# What is being asked
Note each line that includes the word "tells". Copy those lines.
** Begin **
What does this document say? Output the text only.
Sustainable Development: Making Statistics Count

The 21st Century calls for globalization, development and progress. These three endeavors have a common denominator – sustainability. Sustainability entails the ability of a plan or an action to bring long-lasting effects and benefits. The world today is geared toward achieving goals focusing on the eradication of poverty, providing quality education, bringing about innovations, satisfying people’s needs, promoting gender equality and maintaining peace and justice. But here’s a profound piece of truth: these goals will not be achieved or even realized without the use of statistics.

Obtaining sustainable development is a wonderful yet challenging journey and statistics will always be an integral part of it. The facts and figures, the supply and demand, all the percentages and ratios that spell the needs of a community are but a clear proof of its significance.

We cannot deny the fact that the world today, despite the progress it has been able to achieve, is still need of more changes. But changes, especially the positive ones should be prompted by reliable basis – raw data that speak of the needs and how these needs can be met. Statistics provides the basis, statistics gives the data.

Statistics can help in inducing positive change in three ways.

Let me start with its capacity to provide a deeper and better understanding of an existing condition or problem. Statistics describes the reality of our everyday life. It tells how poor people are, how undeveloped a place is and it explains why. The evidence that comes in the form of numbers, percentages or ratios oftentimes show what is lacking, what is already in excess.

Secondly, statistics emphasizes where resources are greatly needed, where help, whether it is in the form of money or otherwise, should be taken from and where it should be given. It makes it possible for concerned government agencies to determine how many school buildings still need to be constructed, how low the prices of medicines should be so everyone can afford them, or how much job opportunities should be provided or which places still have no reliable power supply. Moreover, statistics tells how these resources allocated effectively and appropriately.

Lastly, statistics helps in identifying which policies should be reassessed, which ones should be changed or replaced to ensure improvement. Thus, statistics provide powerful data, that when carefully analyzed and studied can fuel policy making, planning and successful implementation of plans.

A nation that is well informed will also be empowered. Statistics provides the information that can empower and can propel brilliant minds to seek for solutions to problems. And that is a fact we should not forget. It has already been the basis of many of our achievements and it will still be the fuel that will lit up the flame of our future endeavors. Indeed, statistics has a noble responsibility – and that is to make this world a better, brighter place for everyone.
** End **
# Answer in full
Let me start with its capacity to provide a deeper and better understanding of an existing condition or problem. Statistics describes the reality of our everyday life. It tells how poor people are, how undeveloped a place is and it explains why. The evidence that comes in the form of numbers, percentages or ratios oftentimes show what is lacking, what is already in excess.
Secondly, statistics emphasizes where resources are greatly needed, where help, whether it is in the form of money or otherwise, should be taken from and where it should be given. It makes it possible for concerned government agencies to determine how many school buildings still need to be constructed, how low the prices of medicines should be so everyone can afford them, or how much job opportunities should be provided or which places still have no reliable power supply. Moreover, statistics tells how these resources allocated effectively and appropriately.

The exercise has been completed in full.